Recopiez mot pour mot le passage de l'extrait ci-dessous sur la montée des escaliers, entre « Le nombre de » et « Oui, en courant. », bornes incluses.

***** Extrait fourni

Ainsi, une femme de 45 ans, pesant 75 kg, qui utilise les escaliers dans le métro, puis les escaliers sur son lieu de travail jusqu’au 5e étage, deux fois par jour, va brûler plus de 17 000 calories supplémentaires par an, ce qui équivaut à plus de huit jours d’alimentation.

Cette habitude physique s’inscrit donc dans une hygiène de vie globale qui réduit le risque de maladies cardiaques, d’AVC, de cancer et de diabète de type 2 : une étude de Harvard a prouvé que, si vous montez en moyenne au minimum huit marches d’escalier par jour en courant, votre taux de mortalité est inférieur de 33 % aux personnes sédentaires qui ne montent aucune marche par jour [2].

Le nombre de marches et l’âge du capitaine

Monter des marches permettrait en outre de conserver un cerveau jeune, d’après une étude de l’université Concordia, à Montréal.

L’étude observe que plus on monte de marches, plus le niveau de matière grise, signe de la jeunesse du cerveau, est important. Les chercheurs ont en effet découvert que l’âge du cerveau diminue de 0,58 an pour chaque volée d’escalier grimpée quotidiennement [3] !

Et si vous habitez une maison avec étage, et que vous avez déjà des marches à monter… songez à les prendre en courant !

Oui, en courant.

**********
***** Données fournies

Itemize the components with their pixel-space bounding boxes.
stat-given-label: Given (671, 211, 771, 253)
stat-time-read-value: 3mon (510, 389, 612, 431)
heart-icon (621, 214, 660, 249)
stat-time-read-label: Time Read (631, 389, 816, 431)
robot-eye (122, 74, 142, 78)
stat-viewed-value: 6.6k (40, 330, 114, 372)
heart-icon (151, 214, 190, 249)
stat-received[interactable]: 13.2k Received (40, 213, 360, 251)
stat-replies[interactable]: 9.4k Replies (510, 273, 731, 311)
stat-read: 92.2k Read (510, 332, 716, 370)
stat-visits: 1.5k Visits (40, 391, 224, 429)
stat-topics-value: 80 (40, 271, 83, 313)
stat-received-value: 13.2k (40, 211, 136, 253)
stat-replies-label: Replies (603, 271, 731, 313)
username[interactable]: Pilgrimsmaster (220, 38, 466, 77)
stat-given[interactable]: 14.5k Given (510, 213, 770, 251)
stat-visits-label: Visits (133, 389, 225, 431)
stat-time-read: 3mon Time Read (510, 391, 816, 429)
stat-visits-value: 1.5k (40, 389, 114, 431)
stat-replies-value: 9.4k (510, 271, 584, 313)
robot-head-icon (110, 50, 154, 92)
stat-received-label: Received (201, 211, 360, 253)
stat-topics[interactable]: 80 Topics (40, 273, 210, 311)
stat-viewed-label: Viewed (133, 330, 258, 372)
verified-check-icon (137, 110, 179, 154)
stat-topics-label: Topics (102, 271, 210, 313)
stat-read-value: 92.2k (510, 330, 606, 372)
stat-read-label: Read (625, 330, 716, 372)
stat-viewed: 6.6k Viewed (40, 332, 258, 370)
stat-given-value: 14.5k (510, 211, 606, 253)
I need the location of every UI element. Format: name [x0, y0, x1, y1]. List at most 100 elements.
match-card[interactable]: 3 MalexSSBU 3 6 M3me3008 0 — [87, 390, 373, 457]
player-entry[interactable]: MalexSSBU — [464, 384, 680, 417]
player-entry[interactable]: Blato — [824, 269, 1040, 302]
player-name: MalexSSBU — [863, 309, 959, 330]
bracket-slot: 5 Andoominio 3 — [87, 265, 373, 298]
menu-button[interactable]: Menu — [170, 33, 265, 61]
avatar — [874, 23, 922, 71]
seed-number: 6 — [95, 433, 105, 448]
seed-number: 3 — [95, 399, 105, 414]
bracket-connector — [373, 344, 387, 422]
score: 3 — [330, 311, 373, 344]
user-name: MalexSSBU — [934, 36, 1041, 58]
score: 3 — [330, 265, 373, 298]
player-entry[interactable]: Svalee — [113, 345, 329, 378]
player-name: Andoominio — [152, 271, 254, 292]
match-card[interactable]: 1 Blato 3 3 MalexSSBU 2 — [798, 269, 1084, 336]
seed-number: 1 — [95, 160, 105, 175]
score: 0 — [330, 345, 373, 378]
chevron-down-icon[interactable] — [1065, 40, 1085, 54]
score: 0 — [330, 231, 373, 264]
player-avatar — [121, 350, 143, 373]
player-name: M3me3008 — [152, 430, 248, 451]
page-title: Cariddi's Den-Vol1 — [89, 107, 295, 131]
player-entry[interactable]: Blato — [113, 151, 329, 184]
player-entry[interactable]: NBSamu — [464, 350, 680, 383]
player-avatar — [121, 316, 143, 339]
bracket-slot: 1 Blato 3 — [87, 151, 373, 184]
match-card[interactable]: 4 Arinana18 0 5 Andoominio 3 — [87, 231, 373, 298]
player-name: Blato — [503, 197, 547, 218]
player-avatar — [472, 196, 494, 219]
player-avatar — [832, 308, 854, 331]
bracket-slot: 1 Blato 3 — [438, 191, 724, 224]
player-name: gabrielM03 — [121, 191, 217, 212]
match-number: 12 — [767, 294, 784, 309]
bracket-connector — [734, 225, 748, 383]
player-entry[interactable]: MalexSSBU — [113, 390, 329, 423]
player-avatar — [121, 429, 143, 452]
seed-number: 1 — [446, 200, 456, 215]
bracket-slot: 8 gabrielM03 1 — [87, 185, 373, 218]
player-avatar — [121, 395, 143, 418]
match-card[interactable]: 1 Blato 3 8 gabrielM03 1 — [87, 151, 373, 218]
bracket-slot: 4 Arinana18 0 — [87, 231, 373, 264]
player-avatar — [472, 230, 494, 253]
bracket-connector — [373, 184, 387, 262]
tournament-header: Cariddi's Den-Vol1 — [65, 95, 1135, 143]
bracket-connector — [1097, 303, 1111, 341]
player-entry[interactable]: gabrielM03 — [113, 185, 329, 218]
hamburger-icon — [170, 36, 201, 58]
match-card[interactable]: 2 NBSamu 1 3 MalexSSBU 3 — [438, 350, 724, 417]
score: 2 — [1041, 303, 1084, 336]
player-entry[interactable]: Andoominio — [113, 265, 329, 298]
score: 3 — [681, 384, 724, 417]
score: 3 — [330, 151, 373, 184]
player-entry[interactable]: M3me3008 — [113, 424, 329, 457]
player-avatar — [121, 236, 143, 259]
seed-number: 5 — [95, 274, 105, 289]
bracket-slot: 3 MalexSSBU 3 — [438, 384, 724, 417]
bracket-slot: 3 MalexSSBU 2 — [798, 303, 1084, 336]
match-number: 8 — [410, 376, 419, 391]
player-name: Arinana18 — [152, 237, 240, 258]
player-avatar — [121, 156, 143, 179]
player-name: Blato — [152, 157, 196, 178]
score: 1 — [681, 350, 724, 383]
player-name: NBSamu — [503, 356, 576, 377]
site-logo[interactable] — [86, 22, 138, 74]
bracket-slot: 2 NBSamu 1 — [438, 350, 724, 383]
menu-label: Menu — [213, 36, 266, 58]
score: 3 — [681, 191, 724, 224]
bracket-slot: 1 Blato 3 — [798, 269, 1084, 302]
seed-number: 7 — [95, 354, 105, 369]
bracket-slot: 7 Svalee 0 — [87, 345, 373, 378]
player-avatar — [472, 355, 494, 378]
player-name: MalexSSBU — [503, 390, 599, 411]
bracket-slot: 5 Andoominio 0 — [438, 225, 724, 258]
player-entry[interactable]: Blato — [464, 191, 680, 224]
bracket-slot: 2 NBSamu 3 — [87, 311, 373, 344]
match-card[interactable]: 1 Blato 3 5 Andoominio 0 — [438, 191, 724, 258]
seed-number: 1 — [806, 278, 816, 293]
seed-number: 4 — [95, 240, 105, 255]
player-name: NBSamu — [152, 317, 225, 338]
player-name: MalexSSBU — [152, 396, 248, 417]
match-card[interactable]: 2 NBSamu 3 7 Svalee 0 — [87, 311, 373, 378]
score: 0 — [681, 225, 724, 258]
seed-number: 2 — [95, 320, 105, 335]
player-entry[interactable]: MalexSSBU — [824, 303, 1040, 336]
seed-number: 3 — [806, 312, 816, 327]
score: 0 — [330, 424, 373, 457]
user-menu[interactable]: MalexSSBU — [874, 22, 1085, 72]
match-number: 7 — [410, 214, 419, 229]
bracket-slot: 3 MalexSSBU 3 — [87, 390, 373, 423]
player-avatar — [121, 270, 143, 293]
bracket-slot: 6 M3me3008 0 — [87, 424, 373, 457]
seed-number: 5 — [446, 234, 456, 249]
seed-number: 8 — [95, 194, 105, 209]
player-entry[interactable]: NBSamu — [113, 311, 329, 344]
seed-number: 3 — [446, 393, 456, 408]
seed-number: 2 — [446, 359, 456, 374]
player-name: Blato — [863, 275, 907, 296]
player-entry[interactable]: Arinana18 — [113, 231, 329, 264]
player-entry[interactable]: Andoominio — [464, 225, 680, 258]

**********

* **Résultat obtenu**:
Le nombre de marches et l’âge du capitaine

Monter des marches permettrait en outre de conserver un cerveau jeune, d’après une étude de l’université Concordia, à Montréal.

L’étude observe que plus on monte de marches, plus le niveau de matière grise, signe de la jeunesse du cerveau, est important. Les chercheurs ont en effet découvert que l’âge du cerveau diminue de 0,58 an pour chaque volée d’escalier grimpée quotidiennement [3] !

Et si vous habitez une maison avec étage, et que vous avez déjà des marches à monter… songez à les prendre en courant !

Oui, en courant.